» PROBLEM STATEMENT:
In the entries below, find every line with "partners" and copy it.

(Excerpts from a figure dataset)

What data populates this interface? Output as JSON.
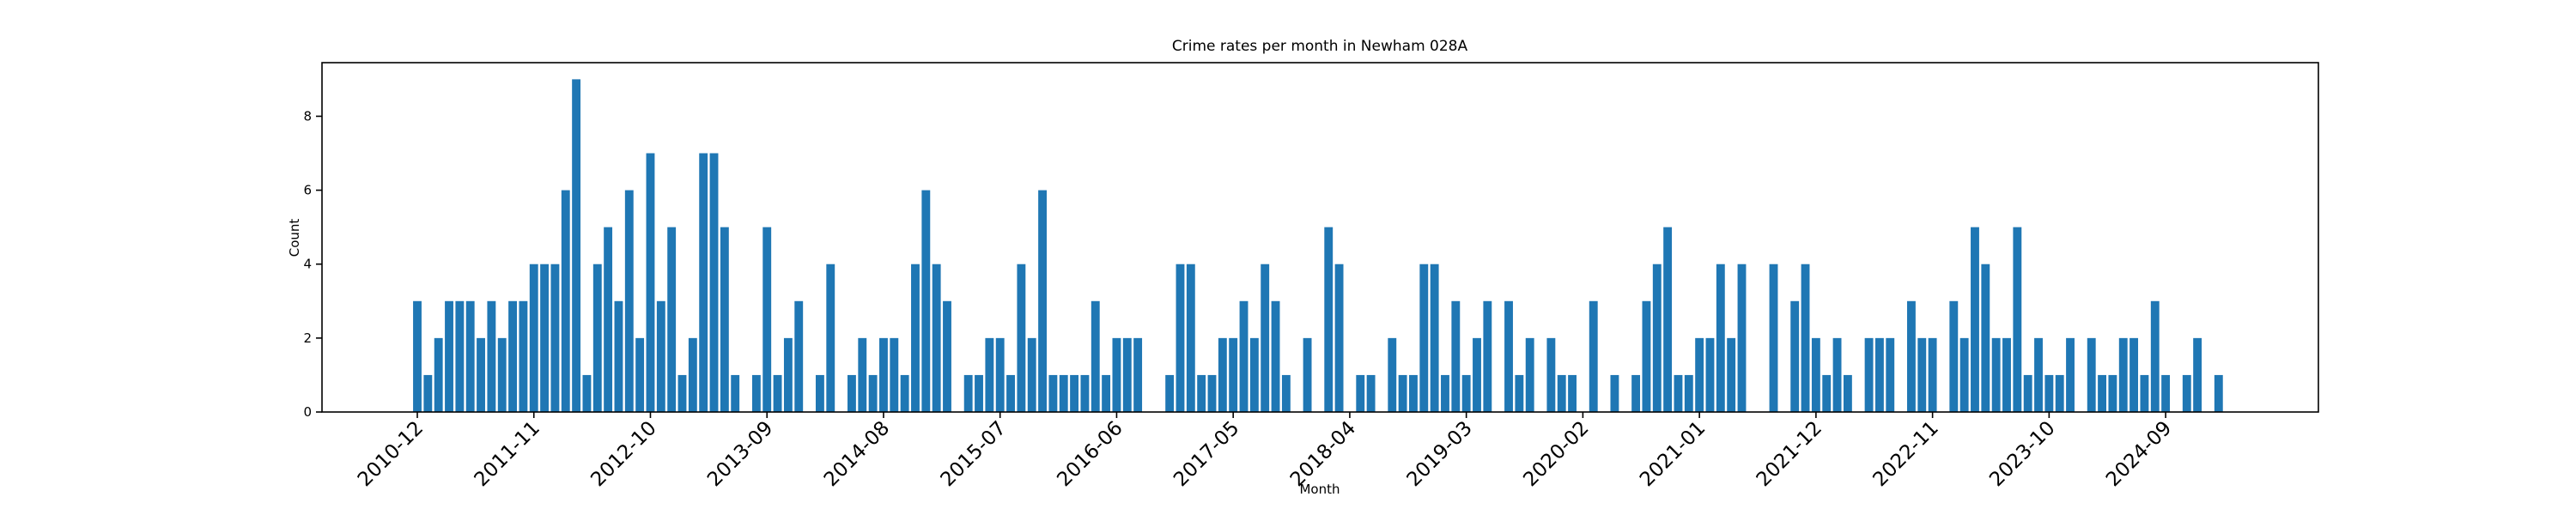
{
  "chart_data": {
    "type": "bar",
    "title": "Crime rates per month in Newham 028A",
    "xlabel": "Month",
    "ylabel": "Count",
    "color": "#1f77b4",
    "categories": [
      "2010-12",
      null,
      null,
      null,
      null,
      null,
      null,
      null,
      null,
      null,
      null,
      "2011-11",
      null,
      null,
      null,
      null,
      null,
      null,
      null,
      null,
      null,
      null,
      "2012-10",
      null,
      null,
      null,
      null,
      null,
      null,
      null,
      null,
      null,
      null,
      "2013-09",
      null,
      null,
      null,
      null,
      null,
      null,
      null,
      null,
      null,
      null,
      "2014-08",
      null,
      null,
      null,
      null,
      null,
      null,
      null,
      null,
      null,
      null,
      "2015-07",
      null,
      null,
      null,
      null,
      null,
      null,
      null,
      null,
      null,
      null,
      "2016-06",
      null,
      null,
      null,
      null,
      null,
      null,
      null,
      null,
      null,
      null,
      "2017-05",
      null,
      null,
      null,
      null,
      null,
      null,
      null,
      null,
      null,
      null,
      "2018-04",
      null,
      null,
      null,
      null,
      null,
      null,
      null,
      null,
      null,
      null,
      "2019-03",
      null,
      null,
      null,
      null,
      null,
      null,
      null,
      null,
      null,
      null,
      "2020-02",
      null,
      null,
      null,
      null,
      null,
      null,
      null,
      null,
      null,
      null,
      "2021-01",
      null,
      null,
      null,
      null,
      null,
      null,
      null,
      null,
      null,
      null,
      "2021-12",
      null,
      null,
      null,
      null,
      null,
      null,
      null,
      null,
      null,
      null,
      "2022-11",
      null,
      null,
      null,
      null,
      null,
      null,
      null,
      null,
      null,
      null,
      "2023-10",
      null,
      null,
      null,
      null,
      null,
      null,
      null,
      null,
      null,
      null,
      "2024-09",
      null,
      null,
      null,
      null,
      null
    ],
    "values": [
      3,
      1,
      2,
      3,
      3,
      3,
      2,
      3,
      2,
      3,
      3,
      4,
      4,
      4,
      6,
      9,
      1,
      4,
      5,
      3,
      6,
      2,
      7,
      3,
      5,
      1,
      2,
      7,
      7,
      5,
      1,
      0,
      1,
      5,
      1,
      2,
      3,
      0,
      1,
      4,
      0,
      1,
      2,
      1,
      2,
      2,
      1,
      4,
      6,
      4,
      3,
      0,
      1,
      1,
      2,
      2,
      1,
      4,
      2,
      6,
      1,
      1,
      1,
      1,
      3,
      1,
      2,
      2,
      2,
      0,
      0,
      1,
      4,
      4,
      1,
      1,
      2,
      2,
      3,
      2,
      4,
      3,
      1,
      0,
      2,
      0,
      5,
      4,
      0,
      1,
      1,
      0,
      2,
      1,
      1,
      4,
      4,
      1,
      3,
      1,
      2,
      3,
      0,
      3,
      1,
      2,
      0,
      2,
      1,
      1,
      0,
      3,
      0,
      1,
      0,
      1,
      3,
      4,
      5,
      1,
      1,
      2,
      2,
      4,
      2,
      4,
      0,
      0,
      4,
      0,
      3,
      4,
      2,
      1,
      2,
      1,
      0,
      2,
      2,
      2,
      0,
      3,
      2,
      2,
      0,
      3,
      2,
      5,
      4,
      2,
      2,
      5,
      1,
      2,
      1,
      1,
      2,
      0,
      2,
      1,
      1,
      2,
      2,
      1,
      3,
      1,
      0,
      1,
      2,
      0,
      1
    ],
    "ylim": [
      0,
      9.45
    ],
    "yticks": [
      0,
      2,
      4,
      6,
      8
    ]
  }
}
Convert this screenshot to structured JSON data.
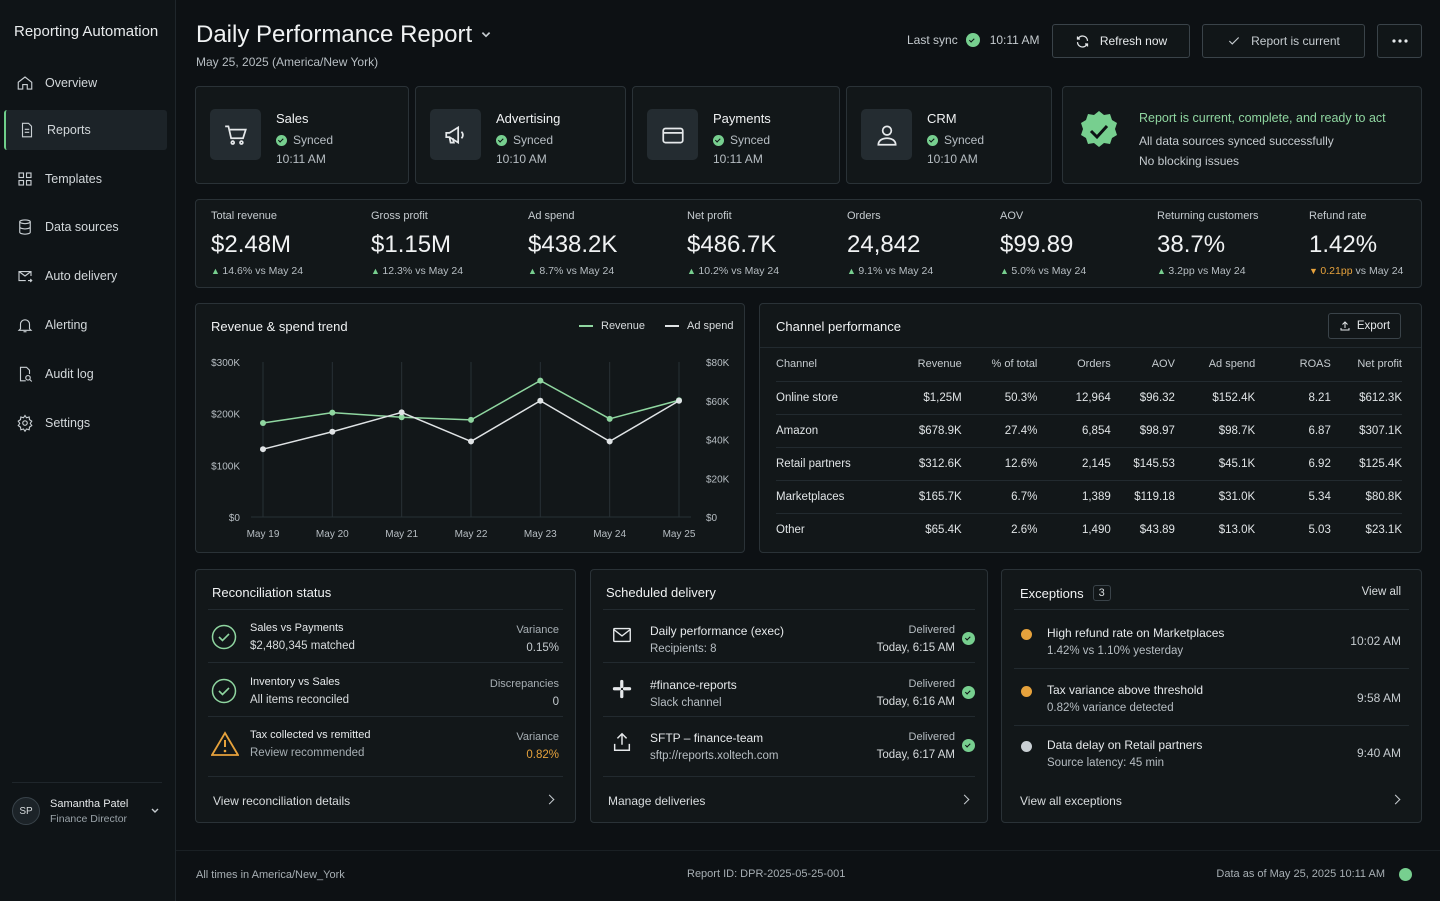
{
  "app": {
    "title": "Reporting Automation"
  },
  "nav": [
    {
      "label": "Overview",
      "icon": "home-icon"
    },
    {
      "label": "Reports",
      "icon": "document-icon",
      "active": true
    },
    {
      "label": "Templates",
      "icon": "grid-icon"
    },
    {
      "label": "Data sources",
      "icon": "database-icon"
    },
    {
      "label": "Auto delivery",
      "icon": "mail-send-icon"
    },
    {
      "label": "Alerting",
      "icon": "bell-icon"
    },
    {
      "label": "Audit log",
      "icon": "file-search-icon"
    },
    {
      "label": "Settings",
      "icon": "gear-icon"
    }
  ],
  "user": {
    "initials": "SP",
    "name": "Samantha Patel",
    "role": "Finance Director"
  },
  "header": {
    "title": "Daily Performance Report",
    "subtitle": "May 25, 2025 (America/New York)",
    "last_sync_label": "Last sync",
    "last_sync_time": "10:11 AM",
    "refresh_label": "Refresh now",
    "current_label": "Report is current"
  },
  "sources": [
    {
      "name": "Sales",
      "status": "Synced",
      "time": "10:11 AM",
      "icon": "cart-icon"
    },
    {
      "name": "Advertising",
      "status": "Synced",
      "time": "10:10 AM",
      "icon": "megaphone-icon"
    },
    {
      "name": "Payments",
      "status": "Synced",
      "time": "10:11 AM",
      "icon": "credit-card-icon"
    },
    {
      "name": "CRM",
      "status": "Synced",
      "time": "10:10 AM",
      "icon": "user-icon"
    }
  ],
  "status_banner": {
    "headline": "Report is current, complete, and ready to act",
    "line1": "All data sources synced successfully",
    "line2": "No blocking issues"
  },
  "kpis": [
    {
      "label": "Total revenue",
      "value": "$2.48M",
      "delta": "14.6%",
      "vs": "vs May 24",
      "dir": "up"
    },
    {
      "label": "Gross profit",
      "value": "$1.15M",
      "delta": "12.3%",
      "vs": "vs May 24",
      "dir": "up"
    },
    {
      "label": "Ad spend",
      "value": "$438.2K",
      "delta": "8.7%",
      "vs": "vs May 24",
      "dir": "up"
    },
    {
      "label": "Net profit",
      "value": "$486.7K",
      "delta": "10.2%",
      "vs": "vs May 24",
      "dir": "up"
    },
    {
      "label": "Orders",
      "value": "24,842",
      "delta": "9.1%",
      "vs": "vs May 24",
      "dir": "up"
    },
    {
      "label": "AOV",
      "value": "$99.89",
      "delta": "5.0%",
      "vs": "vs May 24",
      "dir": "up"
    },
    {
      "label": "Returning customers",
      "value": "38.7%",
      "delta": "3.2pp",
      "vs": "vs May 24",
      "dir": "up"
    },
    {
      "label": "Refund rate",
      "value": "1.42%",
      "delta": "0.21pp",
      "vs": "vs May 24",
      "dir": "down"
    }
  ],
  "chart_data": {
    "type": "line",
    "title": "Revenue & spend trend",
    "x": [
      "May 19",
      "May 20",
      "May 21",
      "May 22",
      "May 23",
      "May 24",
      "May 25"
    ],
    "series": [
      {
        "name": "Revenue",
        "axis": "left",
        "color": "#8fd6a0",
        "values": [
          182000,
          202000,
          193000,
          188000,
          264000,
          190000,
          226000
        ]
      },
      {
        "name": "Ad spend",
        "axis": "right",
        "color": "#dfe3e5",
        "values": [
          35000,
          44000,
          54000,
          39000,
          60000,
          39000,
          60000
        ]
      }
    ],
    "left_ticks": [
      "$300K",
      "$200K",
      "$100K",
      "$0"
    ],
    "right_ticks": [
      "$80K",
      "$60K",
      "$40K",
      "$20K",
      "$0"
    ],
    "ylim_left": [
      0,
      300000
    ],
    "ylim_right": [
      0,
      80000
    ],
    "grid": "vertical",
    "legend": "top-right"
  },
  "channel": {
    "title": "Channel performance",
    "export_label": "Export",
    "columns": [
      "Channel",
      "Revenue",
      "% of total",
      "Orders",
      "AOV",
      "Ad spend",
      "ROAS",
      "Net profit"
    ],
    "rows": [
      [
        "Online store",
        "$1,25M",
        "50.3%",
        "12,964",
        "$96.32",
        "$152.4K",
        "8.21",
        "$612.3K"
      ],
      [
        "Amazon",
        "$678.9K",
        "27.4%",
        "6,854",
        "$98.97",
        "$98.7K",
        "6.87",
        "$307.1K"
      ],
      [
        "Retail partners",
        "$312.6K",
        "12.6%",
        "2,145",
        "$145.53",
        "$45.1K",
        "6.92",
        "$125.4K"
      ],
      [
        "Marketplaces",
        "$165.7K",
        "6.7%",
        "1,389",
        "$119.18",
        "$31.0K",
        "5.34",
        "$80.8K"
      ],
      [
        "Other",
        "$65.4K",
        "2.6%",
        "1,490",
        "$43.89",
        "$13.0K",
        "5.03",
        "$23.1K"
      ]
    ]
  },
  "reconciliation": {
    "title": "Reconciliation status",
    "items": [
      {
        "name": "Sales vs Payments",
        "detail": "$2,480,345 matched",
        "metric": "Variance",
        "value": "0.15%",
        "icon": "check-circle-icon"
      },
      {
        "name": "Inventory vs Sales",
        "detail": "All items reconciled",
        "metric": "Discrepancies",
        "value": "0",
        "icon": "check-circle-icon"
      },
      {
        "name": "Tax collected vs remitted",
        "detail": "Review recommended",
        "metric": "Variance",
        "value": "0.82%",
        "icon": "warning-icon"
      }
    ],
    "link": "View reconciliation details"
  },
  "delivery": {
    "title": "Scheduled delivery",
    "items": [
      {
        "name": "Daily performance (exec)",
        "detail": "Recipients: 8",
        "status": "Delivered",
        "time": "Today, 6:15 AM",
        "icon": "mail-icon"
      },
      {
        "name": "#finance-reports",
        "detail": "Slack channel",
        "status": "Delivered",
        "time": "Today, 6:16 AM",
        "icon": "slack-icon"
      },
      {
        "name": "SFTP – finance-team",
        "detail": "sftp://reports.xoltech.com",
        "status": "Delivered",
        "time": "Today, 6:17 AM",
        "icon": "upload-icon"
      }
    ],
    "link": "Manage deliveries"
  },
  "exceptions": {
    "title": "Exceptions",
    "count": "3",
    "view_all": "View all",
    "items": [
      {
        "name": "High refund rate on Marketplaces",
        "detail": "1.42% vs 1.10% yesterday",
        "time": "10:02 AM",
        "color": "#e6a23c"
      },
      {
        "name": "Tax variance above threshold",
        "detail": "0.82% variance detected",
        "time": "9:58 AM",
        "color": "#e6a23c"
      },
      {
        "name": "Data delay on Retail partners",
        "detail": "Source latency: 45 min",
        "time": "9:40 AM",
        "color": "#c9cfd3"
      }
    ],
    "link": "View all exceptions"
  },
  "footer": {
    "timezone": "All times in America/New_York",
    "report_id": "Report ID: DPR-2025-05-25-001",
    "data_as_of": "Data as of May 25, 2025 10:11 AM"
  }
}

» SOLVED EXERCISE:
        "Retail partners",
        "name": "Data delay on Retail partners",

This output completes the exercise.